* OBJECTIVE
Copy out the entries exactly, from the first line to the last.

** start of RECORDS SHOWN **

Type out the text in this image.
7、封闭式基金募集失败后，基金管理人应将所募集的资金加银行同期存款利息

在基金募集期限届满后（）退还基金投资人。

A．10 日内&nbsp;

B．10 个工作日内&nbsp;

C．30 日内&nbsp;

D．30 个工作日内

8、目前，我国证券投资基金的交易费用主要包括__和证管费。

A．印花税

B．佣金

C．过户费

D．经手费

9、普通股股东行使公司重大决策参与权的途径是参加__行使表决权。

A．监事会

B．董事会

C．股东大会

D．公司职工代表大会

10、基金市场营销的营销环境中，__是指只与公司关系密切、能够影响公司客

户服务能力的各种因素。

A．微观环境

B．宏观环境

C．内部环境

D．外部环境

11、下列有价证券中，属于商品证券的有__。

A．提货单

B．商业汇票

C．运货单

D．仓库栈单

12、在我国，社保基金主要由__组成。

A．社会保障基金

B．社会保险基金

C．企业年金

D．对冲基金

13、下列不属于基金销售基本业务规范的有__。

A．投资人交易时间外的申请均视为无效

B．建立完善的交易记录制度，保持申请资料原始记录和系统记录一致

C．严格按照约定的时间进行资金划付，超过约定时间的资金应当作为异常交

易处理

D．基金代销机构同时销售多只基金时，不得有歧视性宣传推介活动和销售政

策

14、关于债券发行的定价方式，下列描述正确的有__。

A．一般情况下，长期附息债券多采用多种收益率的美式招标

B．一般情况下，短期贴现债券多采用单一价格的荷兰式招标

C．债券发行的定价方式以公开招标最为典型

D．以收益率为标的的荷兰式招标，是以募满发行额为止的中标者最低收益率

** end of RECORDS SHOWN **

* TASK RESULT
Type out the text in this image.
7、封闭式基金募集失败后，基金管理人应将所募集的资金加银行同期存款利息

在基金募集期限届满后（）退还基金投资人。

A．10 日内&nbsp;

B．10 个工作日内&nbsp;

C．30 日内&nbsp;

D．30 个工作日内

8、目前，我国证券投资基金的交易费用主要包括__和证管费。

A．印花税

B．佣金

C．过户费

D．经手费

9、普通股股东行使公司重大决策参与权的途径是参加__行使表决权。

A．监事会

B．董事会

C．股东大会

D．公司职工代表大会

10、基金市场营销的营销环境中，__是指只与公司关系密切、能够影响公司客

户服务能力的各种因素。

A．微观环境

B．宏观环境

C．内部环境

D．外部环境

11、下列有价证券中，属于商品证券的有__。

A．提货单

B．商业汇票

C．运货单

D．仓库栈单

12、在我国，社保基金主要由__组成。

A．社会保障基金

B．社会保险基金

C．企业年金

D．对冲基金

13、下列不属于基金销售基本业务规范的有__。

A．投资人交易时间外的申请均视为无效

B．建立完善的交易记录制度，保持申请资料原始记录和系统记录一致

C．严格按照约定的时间进行资金划付，超过约定时间的资金应当作为异常交

易处理

D．基金代销机构同时销售多只基金时，不得有歧视性宣传推介活动和销售政

策

14、关于债券发行的定价方式，下列描述正确的有__。

A．一般情况下，长期附息债券多采用多种收益率的美式招标

B．一般情况下，短期贴现债券多采用单一价格的荷兰式招标

C．债券发行的定价方式以公开招标最为典型

D．以收益率为标的的荷兰式招标，是以募满发行额为止的中标者最低收益率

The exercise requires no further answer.